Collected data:
________
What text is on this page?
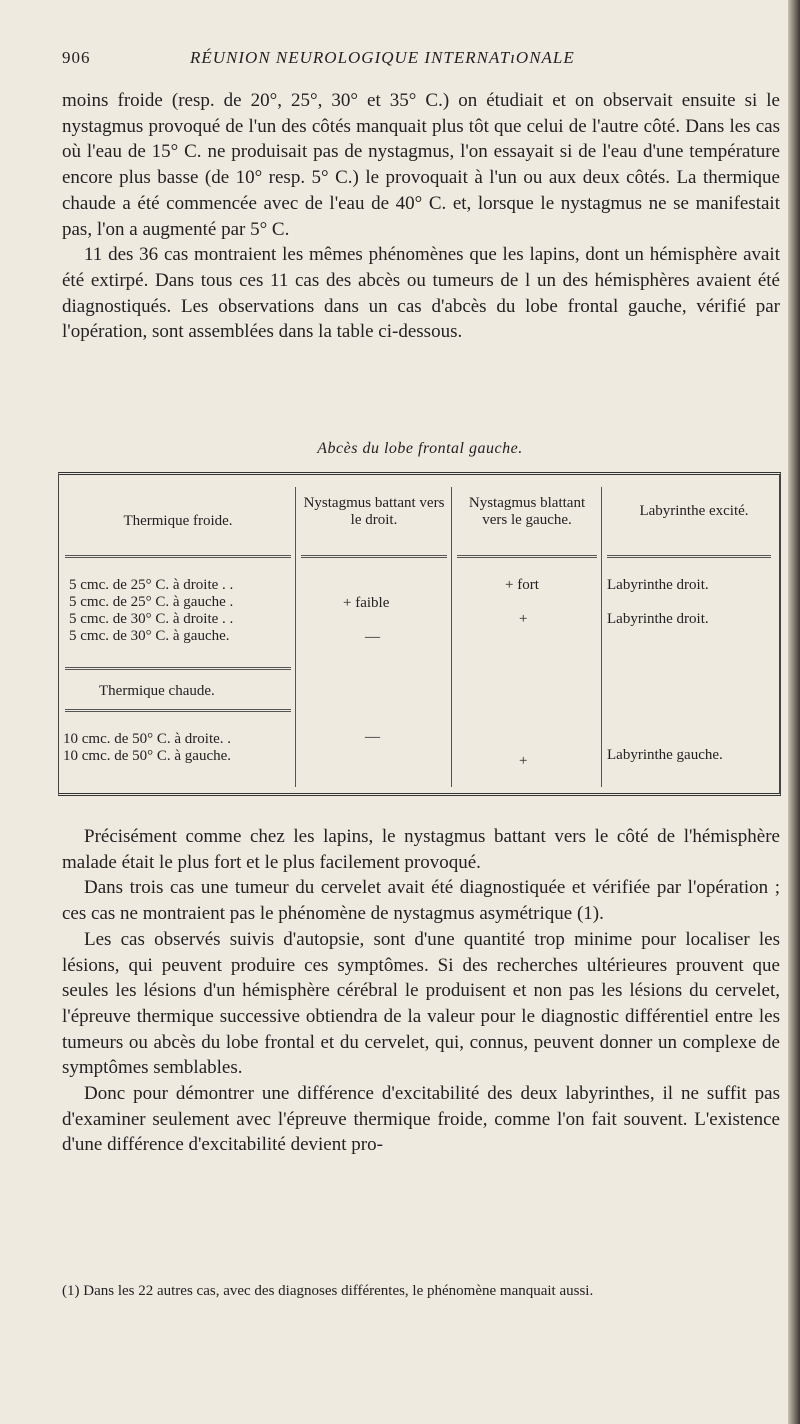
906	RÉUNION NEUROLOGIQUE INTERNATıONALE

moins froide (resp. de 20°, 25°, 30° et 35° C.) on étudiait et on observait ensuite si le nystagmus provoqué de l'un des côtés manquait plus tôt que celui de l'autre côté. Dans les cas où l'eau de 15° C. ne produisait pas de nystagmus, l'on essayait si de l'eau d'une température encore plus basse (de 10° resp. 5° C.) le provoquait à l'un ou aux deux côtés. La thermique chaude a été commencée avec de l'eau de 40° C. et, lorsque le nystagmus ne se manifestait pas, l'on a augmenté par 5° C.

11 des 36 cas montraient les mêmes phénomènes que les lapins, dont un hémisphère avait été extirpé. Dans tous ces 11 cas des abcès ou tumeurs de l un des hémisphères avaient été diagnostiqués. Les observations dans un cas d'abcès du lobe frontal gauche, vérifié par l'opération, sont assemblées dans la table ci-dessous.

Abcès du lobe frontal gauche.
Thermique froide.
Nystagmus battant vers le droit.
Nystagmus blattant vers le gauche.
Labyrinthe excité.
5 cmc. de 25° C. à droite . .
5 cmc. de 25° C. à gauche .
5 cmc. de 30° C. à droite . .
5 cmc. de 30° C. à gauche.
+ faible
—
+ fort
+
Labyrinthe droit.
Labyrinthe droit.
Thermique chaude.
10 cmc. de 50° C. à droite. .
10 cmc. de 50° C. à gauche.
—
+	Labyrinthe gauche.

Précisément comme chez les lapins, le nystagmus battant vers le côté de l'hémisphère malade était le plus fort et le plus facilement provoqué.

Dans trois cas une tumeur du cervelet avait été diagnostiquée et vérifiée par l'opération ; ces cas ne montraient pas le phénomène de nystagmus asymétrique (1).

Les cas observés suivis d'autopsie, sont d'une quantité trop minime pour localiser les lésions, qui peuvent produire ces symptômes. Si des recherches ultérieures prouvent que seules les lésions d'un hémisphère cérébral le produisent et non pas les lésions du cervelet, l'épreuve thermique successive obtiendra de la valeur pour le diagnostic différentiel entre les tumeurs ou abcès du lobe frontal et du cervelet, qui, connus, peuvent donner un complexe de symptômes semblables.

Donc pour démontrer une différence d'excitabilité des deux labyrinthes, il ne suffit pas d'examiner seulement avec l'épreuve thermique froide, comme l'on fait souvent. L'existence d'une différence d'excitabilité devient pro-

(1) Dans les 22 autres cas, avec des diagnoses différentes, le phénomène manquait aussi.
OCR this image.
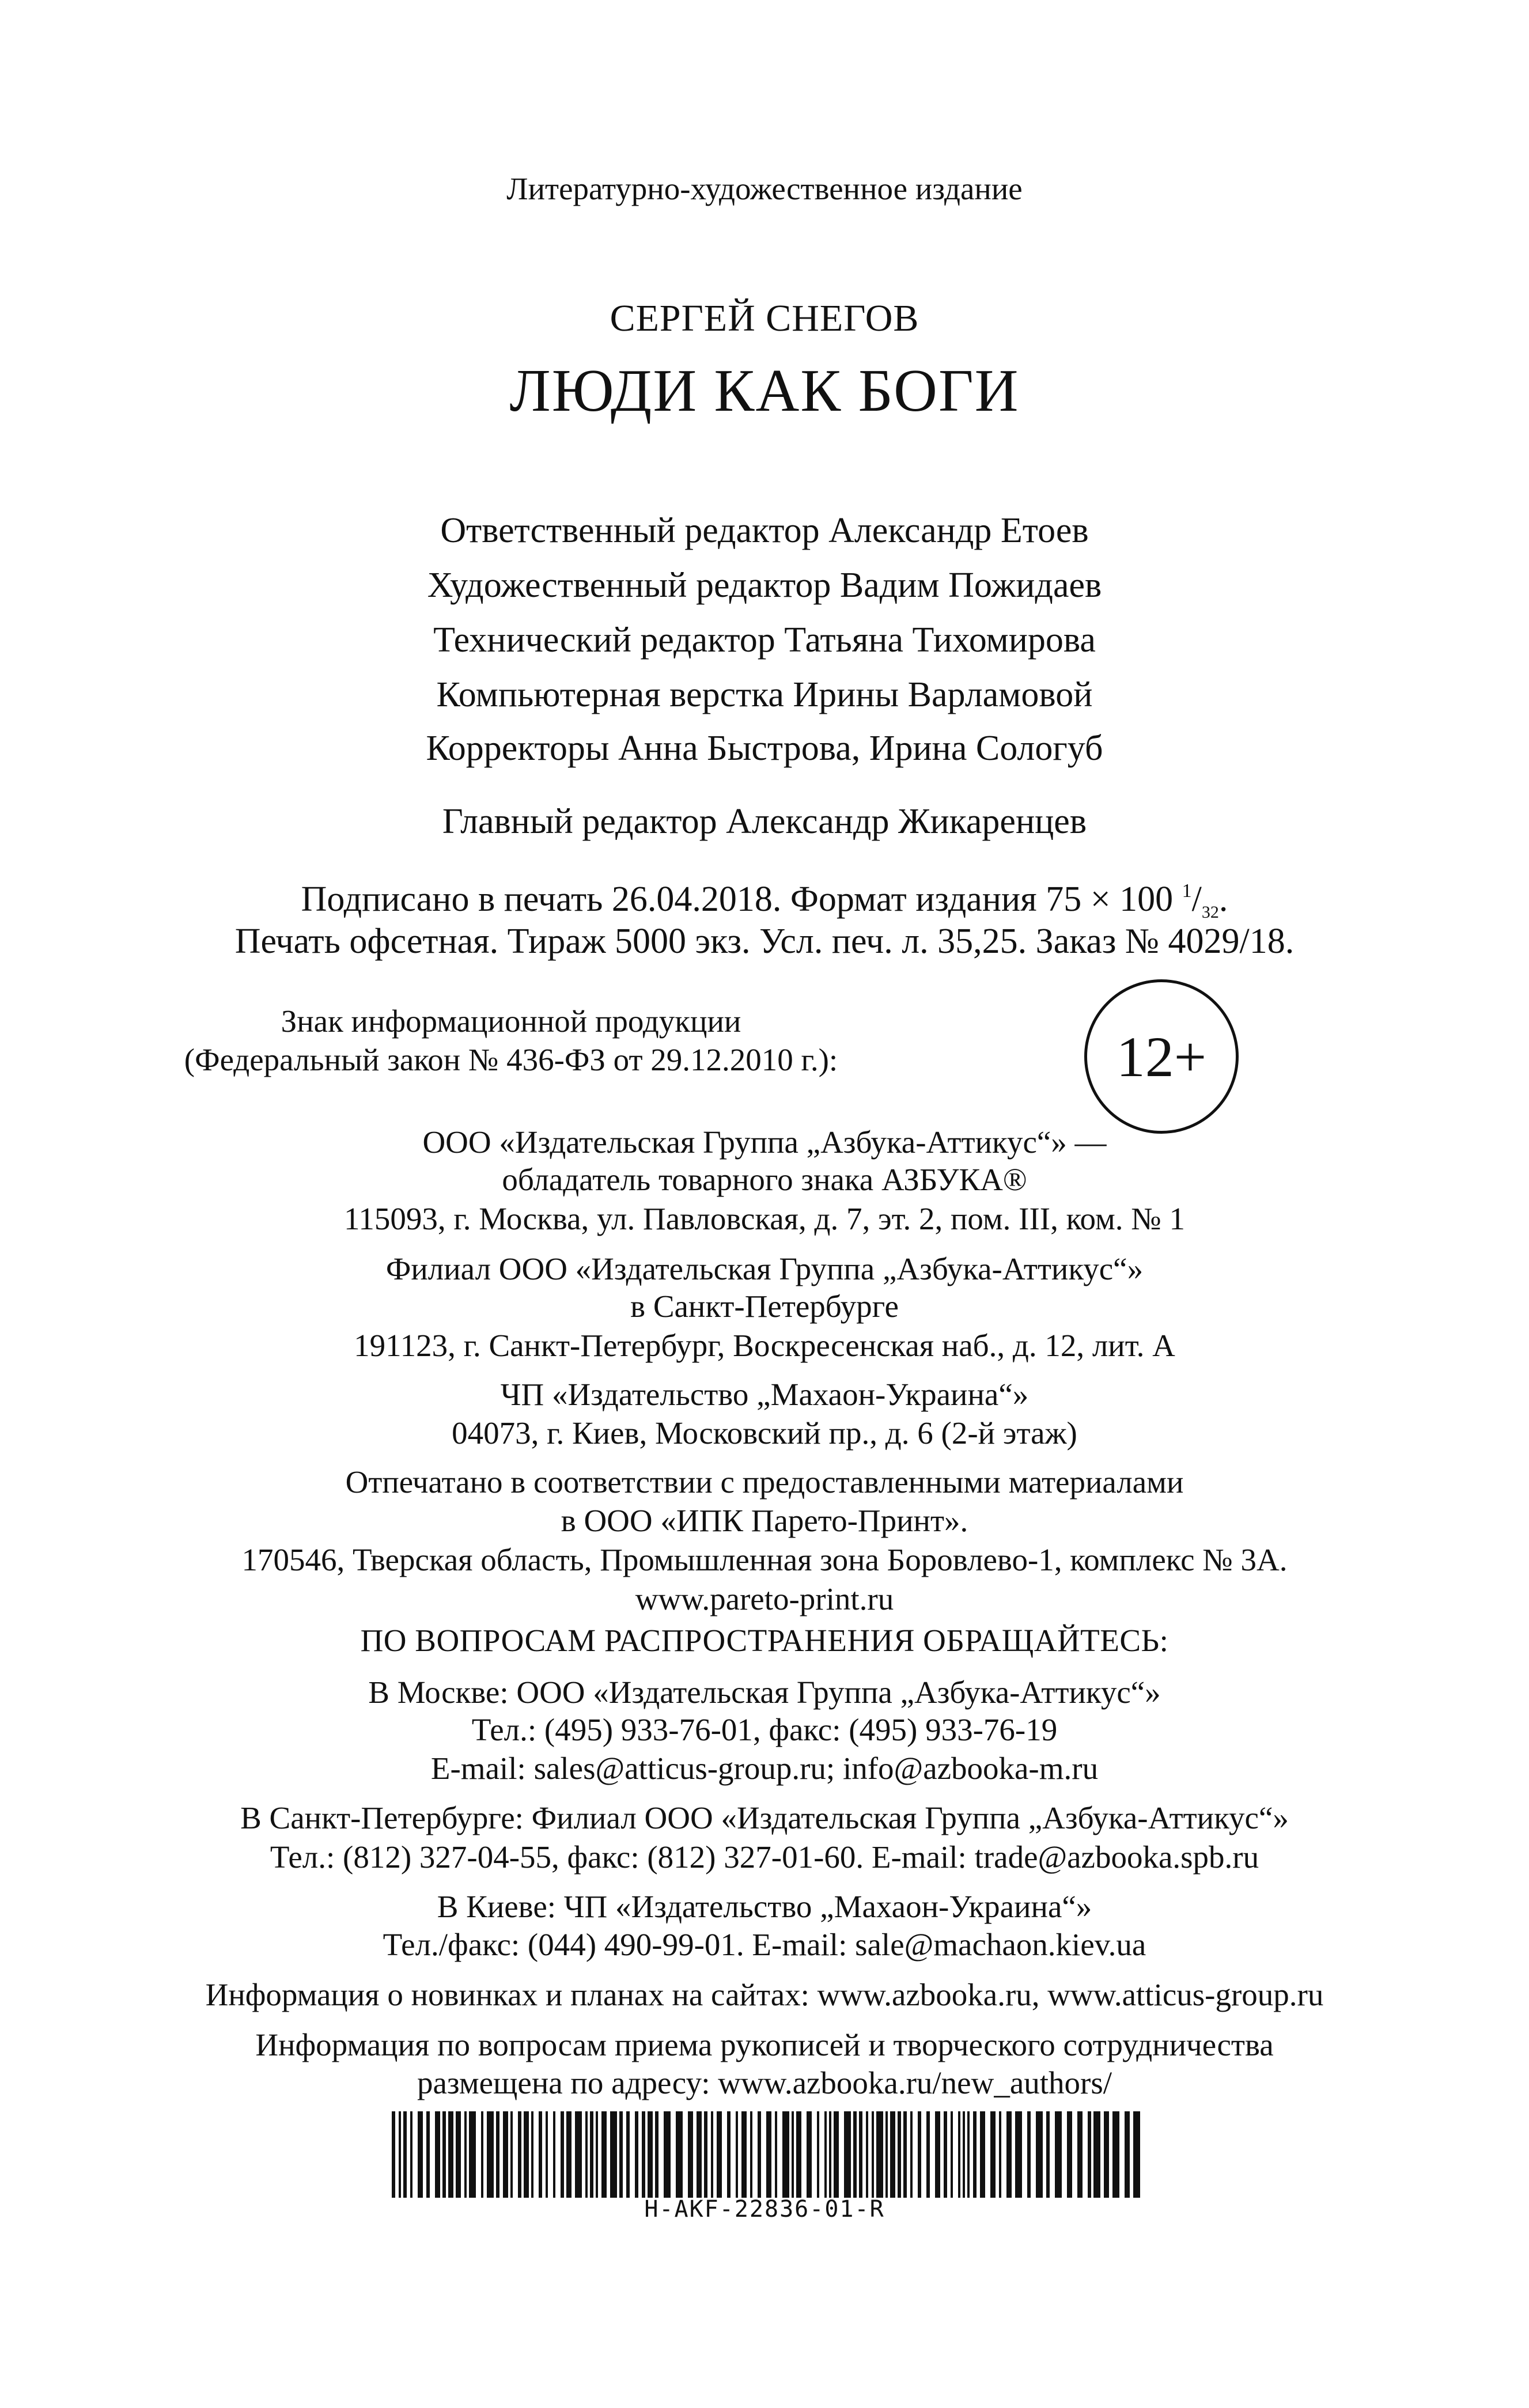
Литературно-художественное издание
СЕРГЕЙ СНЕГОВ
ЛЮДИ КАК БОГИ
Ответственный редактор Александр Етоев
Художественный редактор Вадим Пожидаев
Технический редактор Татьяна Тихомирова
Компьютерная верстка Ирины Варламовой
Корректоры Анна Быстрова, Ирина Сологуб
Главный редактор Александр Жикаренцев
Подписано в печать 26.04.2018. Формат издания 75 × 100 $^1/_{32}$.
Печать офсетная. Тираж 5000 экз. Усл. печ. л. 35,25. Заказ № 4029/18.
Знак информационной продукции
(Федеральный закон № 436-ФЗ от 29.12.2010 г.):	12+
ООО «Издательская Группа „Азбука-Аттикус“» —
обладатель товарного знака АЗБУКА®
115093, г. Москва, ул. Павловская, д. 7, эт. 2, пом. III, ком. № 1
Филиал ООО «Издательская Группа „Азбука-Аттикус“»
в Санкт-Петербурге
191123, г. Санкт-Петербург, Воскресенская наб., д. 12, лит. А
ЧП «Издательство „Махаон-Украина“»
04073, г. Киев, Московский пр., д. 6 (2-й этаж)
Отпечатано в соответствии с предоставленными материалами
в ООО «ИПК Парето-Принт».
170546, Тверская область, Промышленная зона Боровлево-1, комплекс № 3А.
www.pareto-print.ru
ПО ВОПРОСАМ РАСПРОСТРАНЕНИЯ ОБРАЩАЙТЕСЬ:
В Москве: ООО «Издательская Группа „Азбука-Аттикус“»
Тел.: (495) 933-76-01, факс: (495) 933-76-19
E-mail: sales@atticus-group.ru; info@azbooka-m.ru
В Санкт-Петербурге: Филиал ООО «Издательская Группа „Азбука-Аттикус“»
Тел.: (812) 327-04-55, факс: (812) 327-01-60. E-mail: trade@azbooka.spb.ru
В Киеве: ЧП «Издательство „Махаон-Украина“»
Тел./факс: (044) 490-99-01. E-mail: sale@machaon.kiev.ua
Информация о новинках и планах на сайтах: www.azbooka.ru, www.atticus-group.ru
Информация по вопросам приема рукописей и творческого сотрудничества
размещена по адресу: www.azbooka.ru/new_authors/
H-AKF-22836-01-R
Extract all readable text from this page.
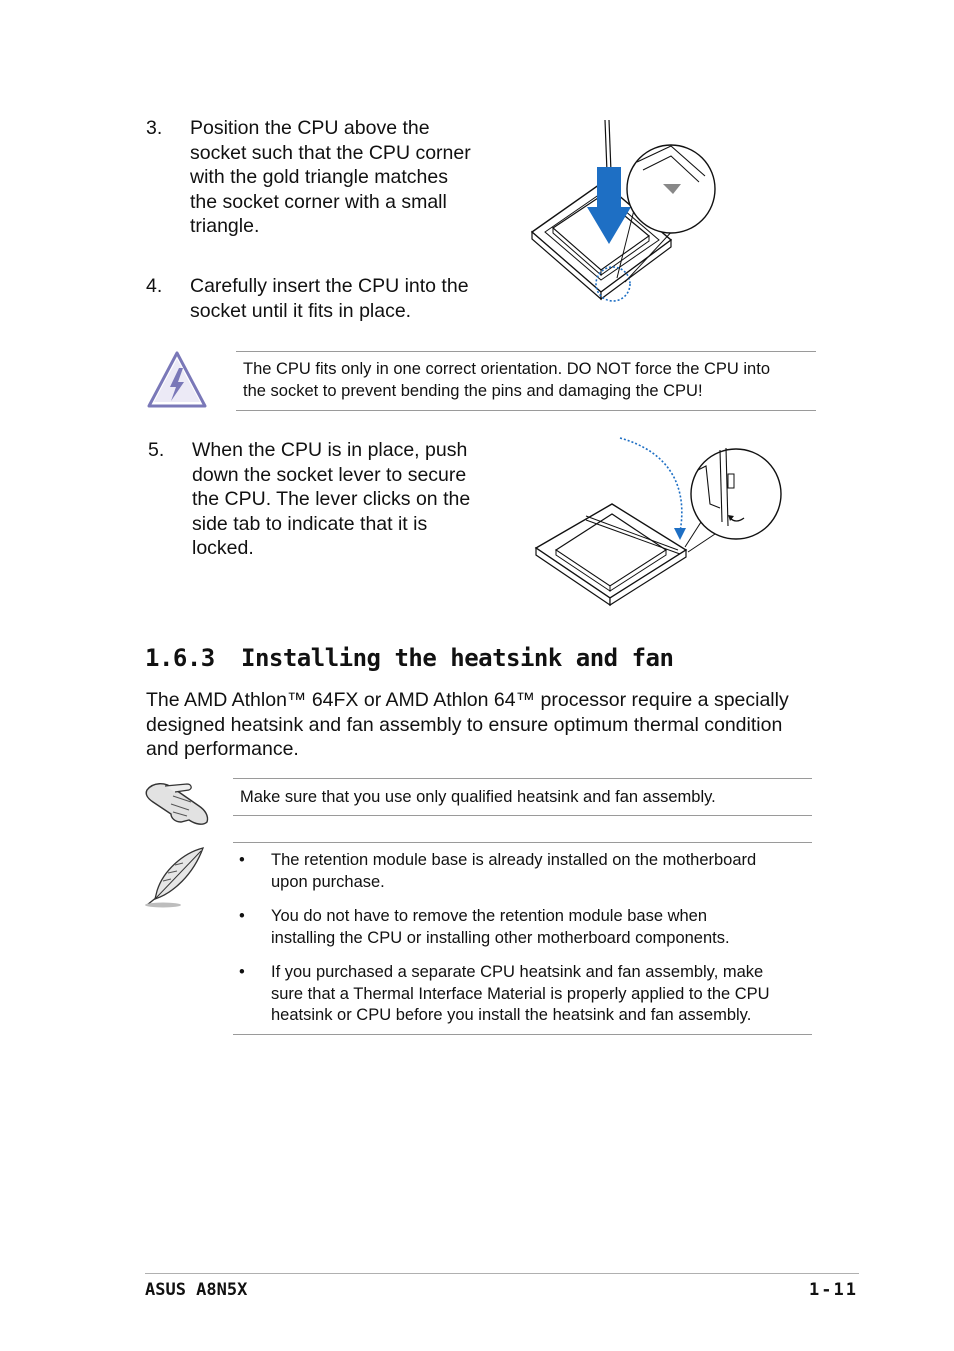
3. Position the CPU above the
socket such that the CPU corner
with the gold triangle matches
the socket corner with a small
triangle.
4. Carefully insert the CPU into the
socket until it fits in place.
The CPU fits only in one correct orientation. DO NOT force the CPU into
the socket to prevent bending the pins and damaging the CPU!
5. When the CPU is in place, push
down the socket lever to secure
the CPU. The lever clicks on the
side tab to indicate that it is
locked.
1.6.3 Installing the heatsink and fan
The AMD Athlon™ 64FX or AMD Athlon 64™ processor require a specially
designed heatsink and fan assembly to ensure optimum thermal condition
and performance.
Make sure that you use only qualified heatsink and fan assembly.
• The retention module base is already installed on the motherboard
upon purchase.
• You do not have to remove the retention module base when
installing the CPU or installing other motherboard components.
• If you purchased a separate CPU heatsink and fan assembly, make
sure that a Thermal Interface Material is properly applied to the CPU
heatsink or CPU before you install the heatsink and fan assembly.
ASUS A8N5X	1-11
________
Work to be completed> The records above must be echoed exactly, minus their pictures.

Written answer>
What text is on this page?
906	RÉUNION NEUROLOGIQUE INTERNATıONALE

moins froide (resp. de 20°, 25°, 30° et 35° C.) on étudiait et on observait ensuite si le nystagmus provoqué de l'un des côtés manquait plus tôt que celui de l'autre côté. Dans les cas où l'eau de 15° C. ne produisait pas de nystagmus, l'on essayait si de l'eau d'une température encore plus basse (de 10° resp. 5° C.) le provoquait à l'un ou aux deux côtés. La thermique chaude a été commencée avec de l'eau de 40° C. et, lorsque le nystagmus ne se manifestait pas, l'on a augmenté par 5° C.

11 des 36 cas montraient les mêmes phénomènes que les lapins, dont un hémisphère avait été extirpé. Dans tous ces 11 cas des abcès ou tumeurs de l un des hémisphères avaient été diagnostiqués. Les observations dans un cas d'abcès du lobe frontal gauche, vérifié par l'opération, sont assemblées dans la table ci-dessous.

Abcès du lobe frontal gauche.
Thermique froide.
Nystagmus battant vers le droit.
Nystagmus blattant vers le gauche.
Labyrinthe excité.
5 cmc. de 25° C. à droite . .
5 cmc. de 25° C. à gauche .
5 cmc. de 30° C. à droite . .
5 cmc. de 30° C. à gauche.
+ faible
—
+ fort
+
Labyrinthe droit.
Labyrinthe droit.
Thermique chaude.
10 cmc. de 50° C. à droite. .
10 cmc. de 50° C. à gauche.
—
+	Labyrinthe gauche.

Précisément comme chez les lapins, le nystagmus battant vers le côté de l'hémisphère malade était le plus fort et le plus facilement provoqué.

Dans trois cas une tumeur du cervelet avait été diagnostiquée et vérifiée par l'opération ; ces cas ne montraient pas le phénomène de nystagmus asymétrique (1).

Les cas observés suivis d'autopsie, sont d'une quantité trop minime pour localiser les lésions, qui peuvent produire ces symptômes. Si des recherches ultérieures prouvent que seules les lésions d'un hémisphère cérébral le produisent et non pas les lésions du cervelet, l'épreuve thermique successive obtiendra de la valeur pour le diagnostic différentiel entre les tumeurs ou abcès du lobe frontal et du cervelet, qui, connus, peuvent donner un complexe de symptômes semblables.

Donc pour démontrer une différence d'excitabilité des deux labyrinthes, il ne suffit pas d'examiner seulement avec l'épreuve thermique froide, comme l'on fait souvent. L'existence d'une différence d'excitabilité devient pro-

(1) Dans les 22 autres cas, avec des diagnoses différentes, le phénomène manquait aussi.
OCR this image.
Литературно-художественное издание
СЕРГЕЙ СНЕГОВ
ЛЮДИ КАК БОГИ
Ответственный редактор Александр Етоев
Художественный редактор Вадим Пожидаев
Технический редактор Татьяна Тихомирова
Компьютерная верстка Ирины Варламовой
Корректоры Анна Быстрова, Ирина Сологуб
Главный редактор Александр Жикаренцев
Подписано в печать 26.04.2018. Формат издания 75 × 100 $^1/_{32}$.
Печать офсетная. Тираж 5000 экз. Усл. печ. л. 35,25. Заказ № 4029/18.
Знак информационной продукции
(Федеральный закон № 436-ФЗ от 29.12.2010 г.):	12+
ООО «Издательская Группа „Азбука-Аттикус“» —
обладатель товарного знака АЗБУКА®
115093, г. Москва, ул. Павловская, д. 7, эт. 2, пом. III, ком. № 1
Филиал ООО «Издательская Группа „Азбука-Аттикус“»
в Санкт-Петербурге
191123, г. Санкт-Петербург, Воскресенская наб., д. 12, лит. А
ЧП «Издательство „Махаон-Украина“»
04073, г. Киев, Московский пр., д. 6 (2-й этаж)
Отпечатано в соответствии с предоставленными материалами
в ООО «ИПК Парето-Принт».
170546, Тверская область, Промышленная зона Боровлево-1, комплекс № 3А.
www.pareto-print.ru
ПО ВОПРОСАМ РАСПРОСТРАНЕНИЯ ОБРАЩАЙТЕСЬ:
В Москве: ООО «Издательская Группа „Азбука-Аттикус“»
Тел.: (495) 933-76-01, факс: (495) 933-76-19
E-mail: sales@atticus-group.ru; info@azbooka-m.ru
В Санкт-Петербурге: Филиал ООО «Издательская Группа „Азбука-Аттикус“»
Тел.: (812) 327-04-55, факс: (812) 327-01-60. E-mail: trade@azbooka.spb.ru
В Киеве: ЧП «Издательство „Махаон-Украина“»
Тел./факс: (044) 490-99-01. E-mail: sale@machaon.kiev.ua
Информация о новинках и планах на сайтах: www.azbooka.ru, www.atticus-group.ru
Информация по вопросам приема рукописей и творческого сотрудничества
размещена по адресу: www.azbooka.ru/new_authors/
H-AKF-22836-01-R
Extract all readable text from this page.
3. Position the CPU above the
socket such that the CPU corner
with the gold triangle matches
the socket corner with a small
triangle.
4. Carefully insert the CPU into the
socket until it fits in place.
The CPU fits only in one correct orientation. DO NOT force the CPU into
the socket to prevent bending the pins and damaging the CPU!
5. When the CPU is in place, push
down the socket lever to secure
the CPU. The lever clicks on the
side tab to indicate that it is
locked.
1.6.3 Installing the heatsink and fan
The AMD Athlon™ 64FX or AMD Athlon 64™ processor require a specially
designed heatsink and fan assembly to ensure optimum thermal condition
and performance.
Make sure that you use only qualified heatsink and fan assembly.
• The retention module base is already installed on the motherboard
upon purchase.
• You do not have to remove the retention module base when
installing the CPU or installing other motherboard components.
• If you purchased a separate CPU heatsink and fan assembly, make
sure that a Thermal Interface Material is properly applied to the CPU
heatsink or CPU before you install the heatsink and fan assembly.
ASUS A8N5X	1-11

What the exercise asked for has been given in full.